SHORT EXERCISE: Exclude the pictures; give every entry again exactly as written.

Dataset entries

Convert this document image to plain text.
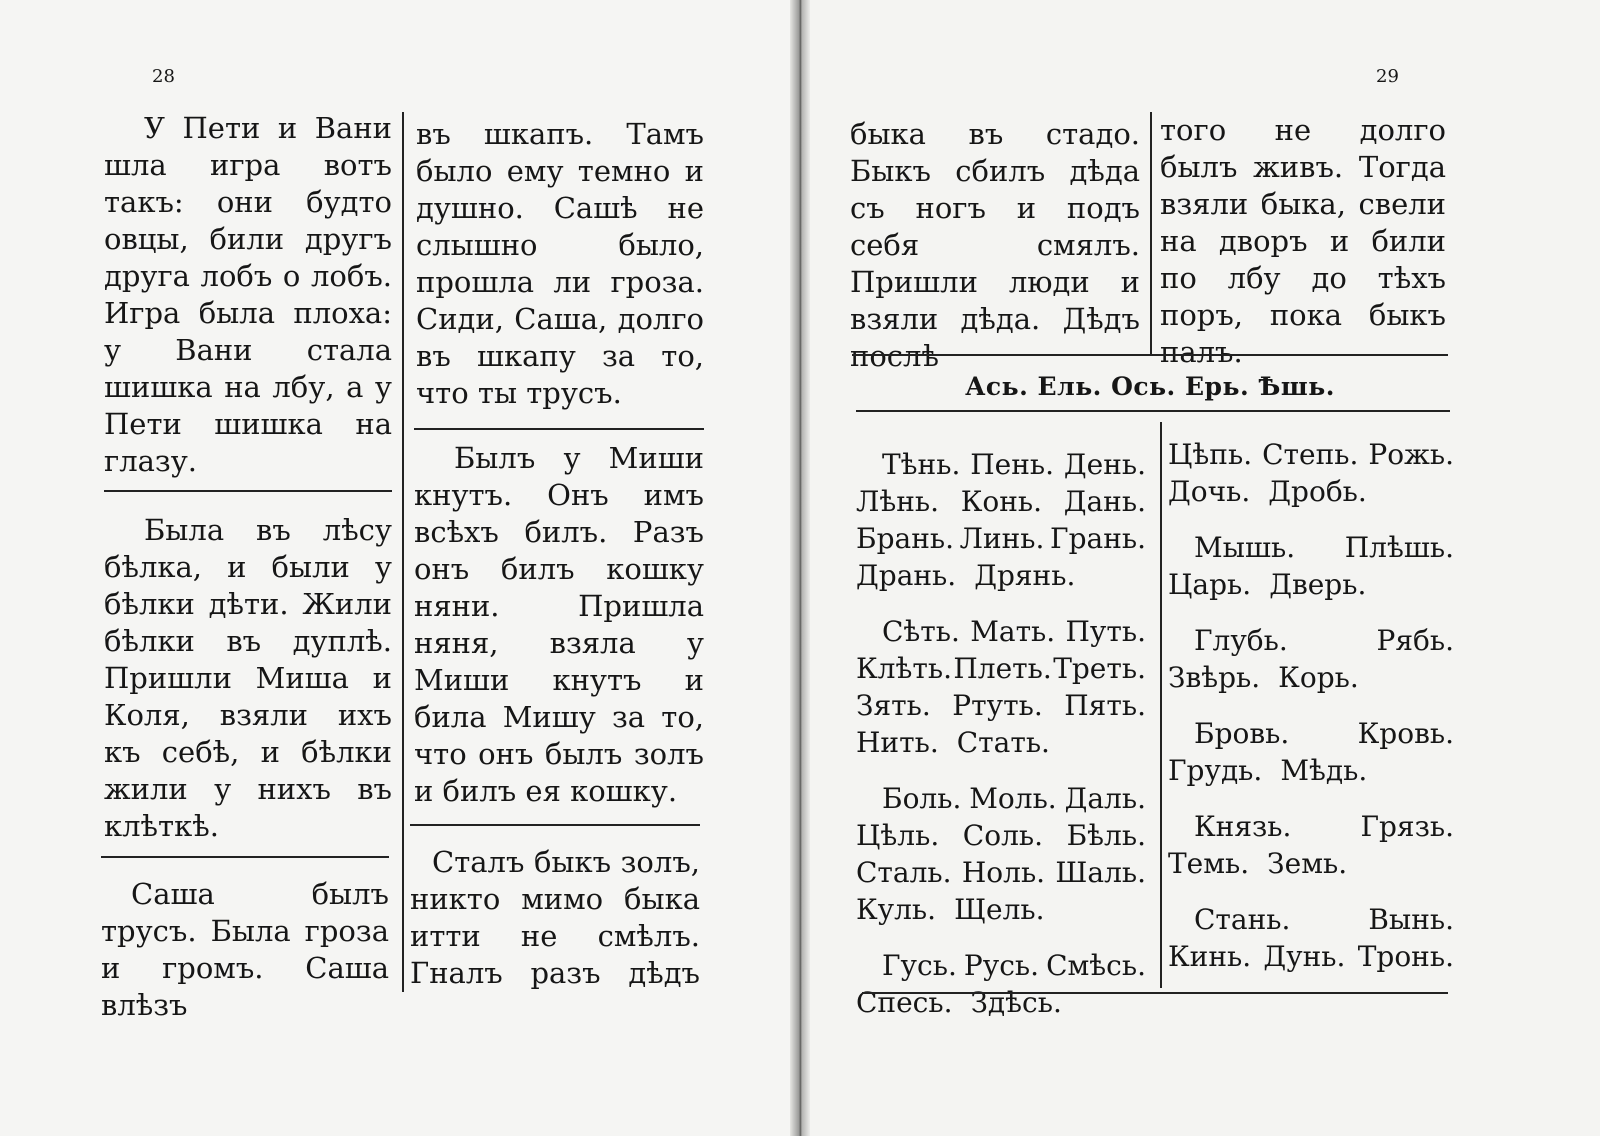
28

У Пети и Вани шла игра вотъ такъ: они будто овцы, били другъ друга лобъ о лобъ. Игра была плоха: у Вани стала шишка на лбу, а у Пети шишка на глазу.

Была въ лѣсу бѣлка, и были у бѣлки дѣти. Жили бѣлки въ дуплѣ. Пришли Миша и Коля, взяли ихъ къ себѣ, и бѣлки жили у нихъ въ клѣткѣ.

Саша былъ трусъ. Была гроза и громъ. Саша влѣзъ

въ шкапъ. Тамъ было ему темно и душно. Сашѣ не слышно было, прошла ли гроза. Сиди, Саша, долго въ шкапу за то, что ты трусъ.

Былъ у Миши кнутъ. Онъ имъ всѣхъ билъ. Разъ онъ билъ кошку няни. Пришла няня, взяла у Миши кнутъ и била Мишу за то, что онъ былъ золъ и билъ ея кошку.

Сталъ быкъ золъ, никто мимо быка итти не смѣлъ. Гналъ разъ дѣдъ

29

быка въ стадо. Быкъ сбилъ дѣда съ ногъ и подъ себя смялъ. Пришли люди и взяли дѣда. Дѣдъ послѣ

того не долго былъ живъ. Тогда взяли быка, свели на дворъ и били по лбу до тѣхъ поръ, пока быкъ палъ.

Ась. Ель. Ось. Ерь. Ѣшь.
Тѣнь. Пень. День.
Лѣнь. Конь. Дань.
Брань. Линь. Грань.
Дрань. Дрянь.
Сѣть. Мать. Путь.
Клѣть. Плеть. Треть.
Зять. Ртуть. Пять.
Нить. Стать.
Боль. Моль. Даль.
Цѣль. Соль. Бѣль.
Сталь. Ноль. Шаль.
Куль. Щель.
Гусь. Русь. Смѣсь.
Спесь. Здѣсь.
Цѣпь. Степь. Рожь.
Дочь. Дробь.
Мышь. Плѣшь.
Царь. Дверь.
Глубь.	Рябь.
Звѣрь. Корь.
Бровь. Кровь.
Грудь. Мѣдь.
Князь. Грязь.
Темь. Земь.
Стань.	Вынь.
Кинь. Дунь. Тронь.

TASK RESULT:
Convert this document image to plain text.
28

У Пети и Вани шла игра вотъ такъ: они будто овцы, били другъ друга лобъ о лобъ. Игра была плоха: у Вани стала шишка на лбу, а у Пети шишка на глазу.

Была въ лѣсу бѣлка, и были у бѣлки дѣти. Жили бѣлки въ дуплѣ. Пришли Миша и Коля, взяли ихъ къ себѣ, и бѣлки жили у нихъ въ клѣткѣ.

Саша былъ трусъ. Была гроза и громъ. Саша влѣзъ

въ шкапъ. Тамъ было ему темно и душно. Сашѣ не слышно было, прошла ли гроза. Сиди, Саша, долго въ шкапу за то, что ты трусъ.

Былъ у Миши кнутъ. Онъ имъ всѣхъ билъ. Разъ онъ билъ кошку няни. Пришла няня, взяла у Миши кнутъ и била Мишу за то, что онъ былъ золъ и билъ ея кошку.

Сталъ быкъ золъ, никто мимо быка итти не смѣлъ. Гналъ разъ дѣдъ

29

быка въ стадо. Быкъ сбилъ дѣда съ ногъ и подъ себя смялъ. Пришли люди и взяли дѣда. Дѣдъ послѣ

того не долго былъ живъ. Тогда взяли быка, свели на дворъ и били по лбу до тѣхъ поръ, пока быкъ палъ.

Ась. Ель. Ось. Ерь. Ѣшь.
Тѣнь. Пень. День.
Лѣнь. Конь. Дань.
Брань. Линь. Грань.
Дрань. Дрянь.
Сѣть. Мать. Путь.
Клѣть. Плеть. Треть.
Зять. Ртуть. Пять.
Нить. Стать.
Боль. Моль. Даль.
Цѣль. Соль. Бѣль.
Сталь. Ноль. Шаль.
Куль. Щель.
Гусь. Русь. Смѣсь.
Спесь. Здѣсь.
Цѣпь. Степь. Рожь.
Дочь. Дробь.
Мышь. Плѣшь.
Царь. Дверь.
Глубь.	Рябь.
Звѣрь. Корь.
Бровь. Кровь.
Грудь. Мѣдь.
Князь. Грязь.
Темь. Земь.
Стань.	Вынь.
Кинь. Дунь. Тронь.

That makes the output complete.